* [Problem description] Please copy the following material line for line, with no changes at all.

* [Items from a data source]
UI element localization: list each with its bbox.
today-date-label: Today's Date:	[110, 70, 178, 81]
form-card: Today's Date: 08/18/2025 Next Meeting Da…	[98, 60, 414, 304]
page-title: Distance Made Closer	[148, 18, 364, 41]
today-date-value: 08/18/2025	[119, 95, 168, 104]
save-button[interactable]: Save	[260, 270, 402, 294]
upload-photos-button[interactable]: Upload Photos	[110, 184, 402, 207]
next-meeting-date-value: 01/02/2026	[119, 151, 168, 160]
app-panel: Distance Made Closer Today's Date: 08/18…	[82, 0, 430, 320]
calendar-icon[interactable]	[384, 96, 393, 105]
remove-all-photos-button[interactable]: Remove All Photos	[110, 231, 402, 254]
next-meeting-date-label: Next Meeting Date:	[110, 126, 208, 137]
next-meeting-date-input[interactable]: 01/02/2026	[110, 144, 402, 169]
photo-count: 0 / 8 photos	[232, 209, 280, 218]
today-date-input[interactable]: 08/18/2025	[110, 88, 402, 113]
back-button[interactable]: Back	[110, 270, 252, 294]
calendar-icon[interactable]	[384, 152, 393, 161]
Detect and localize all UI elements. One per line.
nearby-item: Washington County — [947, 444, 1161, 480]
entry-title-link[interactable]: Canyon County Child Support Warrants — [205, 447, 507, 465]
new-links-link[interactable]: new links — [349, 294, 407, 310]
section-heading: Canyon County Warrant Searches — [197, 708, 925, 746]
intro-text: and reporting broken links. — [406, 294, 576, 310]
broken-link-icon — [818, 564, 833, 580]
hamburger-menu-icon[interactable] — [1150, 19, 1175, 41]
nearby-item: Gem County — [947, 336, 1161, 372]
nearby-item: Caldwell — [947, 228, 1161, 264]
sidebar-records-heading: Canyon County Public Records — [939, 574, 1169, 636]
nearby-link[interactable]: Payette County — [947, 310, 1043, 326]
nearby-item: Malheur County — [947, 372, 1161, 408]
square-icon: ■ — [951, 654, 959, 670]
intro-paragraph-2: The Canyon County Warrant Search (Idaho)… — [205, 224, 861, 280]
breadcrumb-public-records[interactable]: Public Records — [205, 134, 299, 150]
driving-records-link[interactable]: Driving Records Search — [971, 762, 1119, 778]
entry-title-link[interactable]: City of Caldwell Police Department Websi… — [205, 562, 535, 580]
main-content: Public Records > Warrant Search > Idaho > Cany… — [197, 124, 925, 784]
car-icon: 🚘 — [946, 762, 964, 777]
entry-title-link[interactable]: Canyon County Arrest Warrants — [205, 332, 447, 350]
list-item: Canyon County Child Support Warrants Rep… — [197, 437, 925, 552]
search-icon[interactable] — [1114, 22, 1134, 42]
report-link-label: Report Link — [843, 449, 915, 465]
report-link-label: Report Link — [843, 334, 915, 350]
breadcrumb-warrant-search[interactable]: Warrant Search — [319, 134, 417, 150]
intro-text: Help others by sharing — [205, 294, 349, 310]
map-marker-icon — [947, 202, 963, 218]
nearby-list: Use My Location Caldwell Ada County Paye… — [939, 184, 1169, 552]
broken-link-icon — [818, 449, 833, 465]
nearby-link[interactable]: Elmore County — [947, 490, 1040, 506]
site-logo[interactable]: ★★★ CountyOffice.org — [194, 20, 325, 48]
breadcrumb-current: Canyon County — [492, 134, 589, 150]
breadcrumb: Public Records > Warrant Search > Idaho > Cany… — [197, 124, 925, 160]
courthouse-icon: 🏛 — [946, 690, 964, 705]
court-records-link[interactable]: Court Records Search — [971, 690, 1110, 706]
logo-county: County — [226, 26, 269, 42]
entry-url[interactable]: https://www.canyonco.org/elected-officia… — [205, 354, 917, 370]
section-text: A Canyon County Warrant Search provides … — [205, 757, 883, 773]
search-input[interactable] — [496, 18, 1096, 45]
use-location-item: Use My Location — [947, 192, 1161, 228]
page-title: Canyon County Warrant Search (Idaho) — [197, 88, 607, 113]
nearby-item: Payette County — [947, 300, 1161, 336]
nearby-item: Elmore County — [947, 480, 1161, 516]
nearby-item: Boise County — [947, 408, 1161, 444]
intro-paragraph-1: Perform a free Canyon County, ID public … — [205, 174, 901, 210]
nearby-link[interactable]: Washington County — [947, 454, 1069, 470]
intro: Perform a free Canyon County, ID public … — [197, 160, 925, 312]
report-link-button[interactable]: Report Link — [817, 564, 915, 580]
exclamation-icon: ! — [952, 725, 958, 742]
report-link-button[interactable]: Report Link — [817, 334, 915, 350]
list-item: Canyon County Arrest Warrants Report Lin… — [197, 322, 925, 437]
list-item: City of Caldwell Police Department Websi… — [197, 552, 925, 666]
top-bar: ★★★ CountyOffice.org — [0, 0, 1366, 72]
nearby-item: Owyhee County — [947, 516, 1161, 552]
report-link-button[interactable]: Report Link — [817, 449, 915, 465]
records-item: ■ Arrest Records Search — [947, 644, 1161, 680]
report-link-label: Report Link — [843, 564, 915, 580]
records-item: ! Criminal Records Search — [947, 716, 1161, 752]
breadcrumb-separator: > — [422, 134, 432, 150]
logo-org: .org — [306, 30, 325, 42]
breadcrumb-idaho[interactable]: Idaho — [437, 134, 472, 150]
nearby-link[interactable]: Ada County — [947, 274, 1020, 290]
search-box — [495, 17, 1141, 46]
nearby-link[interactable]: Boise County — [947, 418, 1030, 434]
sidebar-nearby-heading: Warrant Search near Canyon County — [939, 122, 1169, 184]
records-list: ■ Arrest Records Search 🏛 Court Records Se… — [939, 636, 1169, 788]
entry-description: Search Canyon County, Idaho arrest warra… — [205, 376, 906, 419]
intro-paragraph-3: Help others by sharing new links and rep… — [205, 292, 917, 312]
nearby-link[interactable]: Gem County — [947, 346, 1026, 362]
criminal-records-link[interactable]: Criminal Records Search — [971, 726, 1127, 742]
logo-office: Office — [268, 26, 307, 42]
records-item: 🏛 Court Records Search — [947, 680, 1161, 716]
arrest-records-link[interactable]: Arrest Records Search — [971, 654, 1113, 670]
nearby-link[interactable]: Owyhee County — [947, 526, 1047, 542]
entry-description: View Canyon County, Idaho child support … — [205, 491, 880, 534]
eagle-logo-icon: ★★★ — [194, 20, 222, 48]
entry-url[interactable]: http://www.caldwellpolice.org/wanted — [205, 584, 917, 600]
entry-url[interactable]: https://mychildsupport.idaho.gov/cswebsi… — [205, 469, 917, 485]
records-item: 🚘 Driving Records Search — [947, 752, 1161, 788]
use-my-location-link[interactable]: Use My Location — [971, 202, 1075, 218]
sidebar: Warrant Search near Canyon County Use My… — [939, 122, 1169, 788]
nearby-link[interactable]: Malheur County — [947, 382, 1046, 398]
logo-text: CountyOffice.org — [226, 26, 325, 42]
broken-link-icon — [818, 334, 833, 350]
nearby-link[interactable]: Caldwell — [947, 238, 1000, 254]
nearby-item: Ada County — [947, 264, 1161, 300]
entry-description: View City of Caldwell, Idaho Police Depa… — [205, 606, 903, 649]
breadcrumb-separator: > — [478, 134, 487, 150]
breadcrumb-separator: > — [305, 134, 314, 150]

* [Written response]
UI element localization: list each with its bbox.
today-date-label: Today's Date:	[110, 70, 178, 81]
form-card: Today's Date: 08/18/2025 Next Meeting Da…	[98, 60, 414, 304]
page-title: Distance Made Closer	[148, 18, 364, 41]
today-date-value: 08/18/2025	[119, 95, 168, 104]
save-button[interactable]: Save	[260, 270, 402, 294]
upload-photos-button[interactable]: Upload Photos	[110, 184, 402, 207]
next-meeting-date-value: 01/02/2026	[119, 151, 168, 160]
app-panel: Distance Made Closer Today's Date: 08/18…	[82, 0, 430, 320]
calendar-icon[interactable]	[384, 96, 393, 105]
remove-all-photos-button[interactable]: Remove All Photos	[110, 231, 402, 254]
next-meeting-date-label: Next Meeting Date:	[110, 126, 208, 137]
next-meeting-date-input[interactable]: 01/02/2026	[110, 144, 402, 169]
photo-count: 0 / 8 photos	[232, 209, 280, 218]
today-date-input[interactable]: 08/18/2025	[110, 88, 402, 113]
back-button[interactable]: Back	[110, 270, 252, 294]
calendar-icon[interactable]	[384, 152, 393, 161]
Detect and localize all UI elements. One per line.
nearby-item: Washington County — [947, 444, 1161, 480]
entry-title-link[interactable]: Canyon County Child Support Warrants — [205, 447, 507, 465]
new-links-link[interactable]: new links — [349, 294, 407, 310]
section-heading: Canyon County Warrant Searches — [197, 708, 925, 746]
intro-text: and reporting broken links. — [406, 294, 576, 310]
broken-link-icon — [818, 564, 833, 580]
hamburger-menu-icon[interactable] — [1150, 19, 1175, 41]
nearby-item: Gem County — [947, 336, 1161, 372]
nearby-item: Caldwell — [947, 228, 1161, 264]
sidebar-records-heading: Canyon County Public Records — [939, 574, 1169, 636]
nearby-link[interactable]: Payette County — [947, 310, 1043, 326]
nearby-item: Malheur County — [947, 372, 1161, 408]
square-icon: ■ — [951, 654, 959, 670]
intro-paragraph-2: The Canyon County Warrant Search (Idaho)… — [205, 224, 861, 280]
breadcrumb-public-records[interactable]: Public Records — [205, 134, 299, 150]
driving-records-link[interactable]: Driving Records Search — [971, 762, 1119, 778]
entry-title-link[interactable]: City of Caldwell Police Department Websi… — [205, 562, 535, 580]
main-content: Public Records > Warrant Search > Idaho > Cany… — [197, 124, 925, 784]
car-icon: 🚘 — [946, 762, 964, 777]
entry-title-link[interactable]: Canyon County Arrest Warrants — [205, 332, 447, 350]
list-item: Canyon County Child Support Warrants Rep… — [197, 437, 925, 552]
search-icon[interactable] — [1114, 22, 1134, 42]
report-link-label: Report Link — [843, 449, 915, 465]
report-link-label: Report Link — [843, 334, 915, 350]
breadcrumb-warrant-search[interactable]: Warrant Search — [319, 134, 417, 150]
intro-text: Help others by sharing — [205, 294, 349, 310]
map-marker-icon — [947, 202, 963, 218]
nearby-list: Use My Location Caldwell Ada County Paye… — [939, 184, 1169, 552]
broken-link-icon — [818, 449, 833, 465]
nearby-link[interactable]: Elmore County — [947, 490, 1040, 506]
site-logo[interactable]: ★★★ CountyOffice.org — [194, 20, 325, 48]
breadcrumb-current: Canyon County — [492, 134, 589, 150]
breadcrumb: Public Records > Warrant Search > Idaho > Cany… — [197, 124, 925, 160]
courthouse-icon: 🏛 — [946, 690, 964, 705]
court-records-link[interactable]: Court Records Search — [971, 690, 1110, 706]
logo-county: County — [226, 26, 269, 42]
entry-url[interactable]: https://www.canyonco.org/elected-officia… — [205, 354, 917, 370]
section-text: A Canyon County Warrant Search provides … — [205, 757, 883, 773]
search-input[interactable] — [496, 18, 1096, 45]
use-location-item: Use My Location — [947, 192, 1161, 228]
page-title: Canyon County Warrant Search (Idaho) — [197, 88, 607, 113]
nearby-item: Payette County — [947, 300, 1161, 336]
nearby-item: Elmore County — [947, 480, 1161, 516]
nearby-item: Boise County — [947, 408, 1161, 444]
intro-paragraph-1: Perform a free Canyon County, ID public … — [205, 174, 901, 210]
nearby-link[interactable]: Washington County — [947, 454, 1069, 470]
intro: Perform a free Canyon County, ID public … — [197, 160, 925, 312]
report-link-button[interactable]: Report Link — [817, 564, 915, 580]
exclamation-icon: ! — [952, 725, 958, 742]
report-link-button[interactable]: Report Link — [817, 334, 915, 350]
list-item: Canyon County Arrest Warrants Report Lin… — [197, 322, 925, 437]
list-item: City of Caldwell Police Department Websi… — [197, 552, 925, 666]
top-bar: ★★★ CountyOffice.org — [0, 0, 1366, 72]
nearby-item: Owyhee County — [947, 516, 1161, 552]
report-link-button[interactable]: Report Link — [817, 449, 915, 465]
records-item: ■ Arrest Records Search — [947, 644, 1161, 680]
report-link-label: Report Link — [843, 564, 915, 580]
records-item: ! Criminal Records Search — [947, 716, 1161, 752]
breadcrumb-separator: > — [422, 134, 432, 150]
logo-org: .org — [306, 30, 325, 42]
breadcrumb-idaho[interactable]: Idaho — [437, 134, 472, 150]
nearby-link[interactable]: Ada County — [947, 274, 1020, 290]
search-box — [495, 17, 1141, 46]
nearby-link[interactable]: Boise County — [947, 418, 1030, 434]
sidebar-nearby-heading: Warrant Search near Canyon County — [939, 122, 1169, 184]
records-list: ■ Arrest Records Search 🏛 Court Records Se… — [939, 636, 1169, 788]
entry-description: Search Canyon County, Idaho arrest warra… — [205, 376, 906, 419]
intro-paragraph-3: Help others by sharing new links and rep… — [205, 292, 917, 312]
nearby-link[interactable]: Gem County — [947, 346, 1026, 362]
criminal-records-link[interactable]: Criminal Records Search — [971, 726, 1127, 742]
logo-office: Office — [268, 26, 307, 42]
records-item: 🏛 Court Records Search — [947, 680, 1161, 716]
arrest-records-link[interactable]: Arrest Records Search — [971, 654, 1113, 670]
nearby-link[interactable]: Owyhee County — [947, 526, 1047, 542]
entry-description: View Canyon County, Idaho child support … — [205, 491, 880, 534]
eagle-logo-icon: ★★★ — [194, 20, 222, 48]
entry-url[interactable]: http://www.caldwellpolice.org/wanted — [205, 584, 917, 600]
entry-url[interactable]: https://mychildsupport.idaho.gov/cswebsi… — [205, 469, 917, 485]
records-item: 🚘 Driving Records Search — [947, 752, 1161, 788]
use-my-location-link[interactable]: Use My Location — [971, 202, 1075, 218]
sidebar: Warrant Search near Canyon County Use My… — [939, 122, 1169, 788]
nearby-link[interactable]: Malheur County — [947, 382, 1046, 398]
logo-text: CountyOffice.org — [226, 26, 325, 42]
broken-link-icon — [818, 334, 833, 350]
nearby-link[interactable]: Caldwell — [947, 238, 1000, 254]
nearby-item: Ada County — [947, 264, 1161, 300]
entry-description: View City of Caldwell, Idaho Police Depa… — [205, 606, 903, 649]
breadcrumb-separator: > — [478, 134, 487, 150]
breadcrumb-separator: > — [305, 134, 314, 150]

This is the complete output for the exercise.